§ **WRITTEN TASK**
Write each line exactly as it stands, from the line containing "Read all visible content and emit it as JSON." through the end of the data.

Stored items
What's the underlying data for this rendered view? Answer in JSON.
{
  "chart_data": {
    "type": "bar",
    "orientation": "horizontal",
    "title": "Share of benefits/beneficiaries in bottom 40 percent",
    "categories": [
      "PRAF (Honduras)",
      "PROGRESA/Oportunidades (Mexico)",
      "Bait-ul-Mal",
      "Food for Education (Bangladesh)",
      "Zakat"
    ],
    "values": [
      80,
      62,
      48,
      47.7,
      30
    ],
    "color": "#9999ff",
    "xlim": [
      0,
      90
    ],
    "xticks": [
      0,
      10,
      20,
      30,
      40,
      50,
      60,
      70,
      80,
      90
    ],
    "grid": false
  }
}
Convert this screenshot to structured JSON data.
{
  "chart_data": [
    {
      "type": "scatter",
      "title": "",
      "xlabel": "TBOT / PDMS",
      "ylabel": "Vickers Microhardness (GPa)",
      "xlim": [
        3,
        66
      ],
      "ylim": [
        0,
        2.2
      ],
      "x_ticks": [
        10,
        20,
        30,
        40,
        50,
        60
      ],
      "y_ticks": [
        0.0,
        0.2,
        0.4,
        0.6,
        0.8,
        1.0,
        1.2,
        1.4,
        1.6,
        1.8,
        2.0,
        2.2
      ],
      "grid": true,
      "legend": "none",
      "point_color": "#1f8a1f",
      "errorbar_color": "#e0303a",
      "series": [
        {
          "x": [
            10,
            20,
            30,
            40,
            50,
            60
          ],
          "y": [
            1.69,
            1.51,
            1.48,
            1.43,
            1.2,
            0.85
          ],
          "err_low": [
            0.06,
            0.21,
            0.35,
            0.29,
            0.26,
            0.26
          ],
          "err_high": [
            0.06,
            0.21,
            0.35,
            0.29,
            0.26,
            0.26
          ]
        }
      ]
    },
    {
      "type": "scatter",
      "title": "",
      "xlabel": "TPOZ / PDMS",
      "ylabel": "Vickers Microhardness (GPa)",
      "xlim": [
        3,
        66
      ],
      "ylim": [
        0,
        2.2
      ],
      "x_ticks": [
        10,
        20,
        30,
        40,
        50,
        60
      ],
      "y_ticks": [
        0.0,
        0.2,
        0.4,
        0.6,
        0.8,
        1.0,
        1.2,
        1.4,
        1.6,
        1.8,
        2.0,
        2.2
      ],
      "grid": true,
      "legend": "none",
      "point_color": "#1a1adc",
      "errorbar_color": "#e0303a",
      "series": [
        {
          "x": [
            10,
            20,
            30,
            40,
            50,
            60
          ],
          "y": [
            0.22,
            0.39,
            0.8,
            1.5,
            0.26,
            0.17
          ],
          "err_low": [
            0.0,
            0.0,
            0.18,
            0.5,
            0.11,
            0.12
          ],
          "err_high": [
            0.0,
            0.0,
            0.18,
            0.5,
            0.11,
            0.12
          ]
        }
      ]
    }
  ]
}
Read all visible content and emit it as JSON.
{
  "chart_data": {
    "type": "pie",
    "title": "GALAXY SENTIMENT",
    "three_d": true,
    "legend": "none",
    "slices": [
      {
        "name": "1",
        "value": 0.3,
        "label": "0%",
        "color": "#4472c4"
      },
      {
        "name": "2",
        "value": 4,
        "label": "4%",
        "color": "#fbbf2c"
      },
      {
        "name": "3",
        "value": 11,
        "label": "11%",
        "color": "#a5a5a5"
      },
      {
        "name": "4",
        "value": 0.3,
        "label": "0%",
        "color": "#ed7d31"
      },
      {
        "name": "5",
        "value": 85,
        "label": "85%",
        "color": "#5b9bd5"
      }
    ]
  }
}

§ **OUTPUT BELOW**
Read all visible content and emit it as JSON.
{
  "chart_data": {
    "type": "pie",
    "title": "GALAXY SENTIMENT",
    "three_d": true,
    "legend": "none",
    "slices": [
      {
        "name": "1",
        "value": 0.3,
        "label": "0%",
        "color": "#4472c4"
      },
      {
        "name": "2",
        "value": 4,
        "label": "4%",
        "color": "#fbbf2c"
      },
      {
        "name": "3",
        "value": 11,
        "label": "11%",
        "color": "#a5a5a5"
      },
      {
        "name": "4",
        "value": 0.3,
        "label": "0%",
        "color": "#ed7d31"
      },
      {
        "name": "5",
        "value": 85,
        "label": "85%",
        "color": "#5b9bd5"
      }
    ]
  }
}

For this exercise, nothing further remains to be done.